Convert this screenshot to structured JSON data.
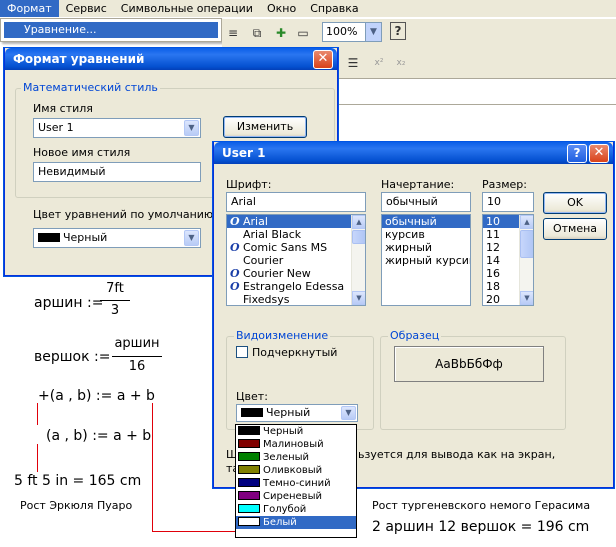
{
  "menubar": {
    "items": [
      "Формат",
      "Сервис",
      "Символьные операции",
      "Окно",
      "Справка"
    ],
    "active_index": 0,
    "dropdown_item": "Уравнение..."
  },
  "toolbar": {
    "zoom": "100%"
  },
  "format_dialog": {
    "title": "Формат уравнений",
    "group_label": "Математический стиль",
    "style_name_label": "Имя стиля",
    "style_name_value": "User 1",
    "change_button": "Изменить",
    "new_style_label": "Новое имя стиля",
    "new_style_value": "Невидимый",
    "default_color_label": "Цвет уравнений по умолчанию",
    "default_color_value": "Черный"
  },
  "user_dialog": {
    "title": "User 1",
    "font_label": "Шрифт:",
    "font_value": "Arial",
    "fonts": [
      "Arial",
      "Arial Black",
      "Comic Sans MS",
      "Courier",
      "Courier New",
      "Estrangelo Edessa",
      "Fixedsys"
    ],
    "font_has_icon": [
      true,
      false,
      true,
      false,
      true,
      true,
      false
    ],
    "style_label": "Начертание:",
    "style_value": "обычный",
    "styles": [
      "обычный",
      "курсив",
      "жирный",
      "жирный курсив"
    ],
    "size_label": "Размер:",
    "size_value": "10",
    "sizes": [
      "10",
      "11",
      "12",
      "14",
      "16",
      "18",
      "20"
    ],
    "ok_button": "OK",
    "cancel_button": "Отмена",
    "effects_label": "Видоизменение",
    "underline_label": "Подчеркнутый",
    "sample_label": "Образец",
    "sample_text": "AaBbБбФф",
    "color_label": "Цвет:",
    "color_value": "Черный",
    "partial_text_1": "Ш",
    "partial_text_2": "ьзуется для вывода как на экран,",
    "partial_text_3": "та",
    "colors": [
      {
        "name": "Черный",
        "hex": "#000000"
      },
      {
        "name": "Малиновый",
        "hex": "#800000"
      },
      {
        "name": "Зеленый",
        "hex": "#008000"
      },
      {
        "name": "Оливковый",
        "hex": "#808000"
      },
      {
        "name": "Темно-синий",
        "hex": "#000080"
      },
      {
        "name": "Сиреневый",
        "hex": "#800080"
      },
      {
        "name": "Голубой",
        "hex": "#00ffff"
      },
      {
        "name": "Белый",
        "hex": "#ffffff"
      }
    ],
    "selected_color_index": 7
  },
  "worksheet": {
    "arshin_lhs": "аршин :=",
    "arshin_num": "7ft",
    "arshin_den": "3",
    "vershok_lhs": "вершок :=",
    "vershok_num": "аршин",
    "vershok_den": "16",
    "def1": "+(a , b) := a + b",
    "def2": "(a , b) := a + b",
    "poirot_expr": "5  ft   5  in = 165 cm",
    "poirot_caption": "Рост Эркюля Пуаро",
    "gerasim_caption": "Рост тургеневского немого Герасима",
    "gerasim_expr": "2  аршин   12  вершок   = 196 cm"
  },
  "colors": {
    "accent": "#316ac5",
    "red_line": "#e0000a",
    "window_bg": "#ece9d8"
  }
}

Short exercise:
Collect each line containing the string "Цвет".

Full response:
    "default_color_label": "Цвет уравнений по умолчанию",
    "color_label": "Цвет:",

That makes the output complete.